▶ _WRITTEN PROBLEM_: Transcribe the listing below word for word.

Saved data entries
____________________

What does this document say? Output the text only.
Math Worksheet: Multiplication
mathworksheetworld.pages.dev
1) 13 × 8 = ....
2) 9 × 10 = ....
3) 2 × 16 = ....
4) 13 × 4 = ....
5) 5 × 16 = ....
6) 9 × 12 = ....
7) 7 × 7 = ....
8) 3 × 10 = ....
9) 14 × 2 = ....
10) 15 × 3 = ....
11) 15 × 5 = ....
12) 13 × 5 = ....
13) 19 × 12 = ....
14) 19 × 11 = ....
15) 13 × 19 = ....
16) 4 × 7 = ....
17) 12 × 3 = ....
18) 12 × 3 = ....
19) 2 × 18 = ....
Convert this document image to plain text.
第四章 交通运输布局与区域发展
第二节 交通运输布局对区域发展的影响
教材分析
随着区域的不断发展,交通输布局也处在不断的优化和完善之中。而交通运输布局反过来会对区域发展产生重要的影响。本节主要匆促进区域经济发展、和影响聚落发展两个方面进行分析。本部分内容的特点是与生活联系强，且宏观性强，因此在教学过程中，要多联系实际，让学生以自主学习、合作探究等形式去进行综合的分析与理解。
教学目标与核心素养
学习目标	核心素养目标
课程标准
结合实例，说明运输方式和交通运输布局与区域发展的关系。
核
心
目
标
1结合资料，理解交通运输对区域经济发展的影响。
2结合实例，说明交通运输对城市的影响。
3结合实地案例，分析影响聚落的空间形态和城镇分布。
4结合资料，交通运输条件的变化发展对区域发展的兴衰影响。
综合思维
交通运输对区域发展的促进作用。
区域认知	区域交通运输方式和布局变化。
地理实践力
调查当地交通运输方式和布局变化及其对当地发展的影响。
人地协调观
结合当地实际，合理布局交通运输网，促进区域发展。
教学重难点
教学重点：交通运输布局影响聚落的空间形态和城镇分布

____________________

▶ _TASK ANSWER_:
What does this document say? Output the text only.
Math Worksheet: Multiplication
mathworksheetworld.pages.dev
1) 13 × 8 = ....
2) 9 × 10 = ....
3) 2 × 16 = ....
4) 13 × 4 = ....
5) 5 × 16 = ....
6) 9 × 12 = ....
7) 7 × 7 = ....
8) 3 × 10 = ....
9) 14 × 2 = ....
10) 15 × 3 = ....
11) 15 × 5 = ....
12) 13 × 5 = ....
13) 19 × 12 = ....
14) 19 × 11 = ....
15) 13 × 19 = ....
16) 4 × 7 = ....
17) 12 × 3 = ....
18) 12 × 3 = ....
19) 2 × 18 = ....
Convert this document image to plain text.
第四章 交通运输布局与区域发展
第二节 交通运输布局对区域发展的影响
教材分析
随着区域的不断发展,交通输布局也处在不断的优化和完善之中。而交通运输布局反过来会对区域发展产生重要的影响。本节主要匆促进区域经济发展、和影响聚落发展两个方面进行分析。本部分内容的特点是与生活联系强，且宏观性强，因此在教学过程中，要多联系实际，让学生以自主学习、合作探究等形式去进行综合的分析与理解。
教学目标与核心素养
学习目标	核心素养目标
课程标准
结合实例，说明运输方式和交通运输布局与区域发展的关系。
核
心
目
标
1结合资料，理解交通运输对区域经济发展的影响。
2结合实例，说明交通运输对城市的影响。
3结合实地案例，分析影响聚落的空间形态和城镇分布。
4结合资料，交通运输条件的变化发展对区域发展的兴衰影响。
综合思维
交通运输对区域发展的促进作用。
区域认知	区域交通运输方式和布局变化。
地理实践力
调查当地交通运输方式和布局变化及其对当地发展的影响。
人地协调观
结合当地实际，合理布局交通运输网，促进区域发展。
教学重难点
教学重点：交通运输布局影响聚落的空间形态和城镇分布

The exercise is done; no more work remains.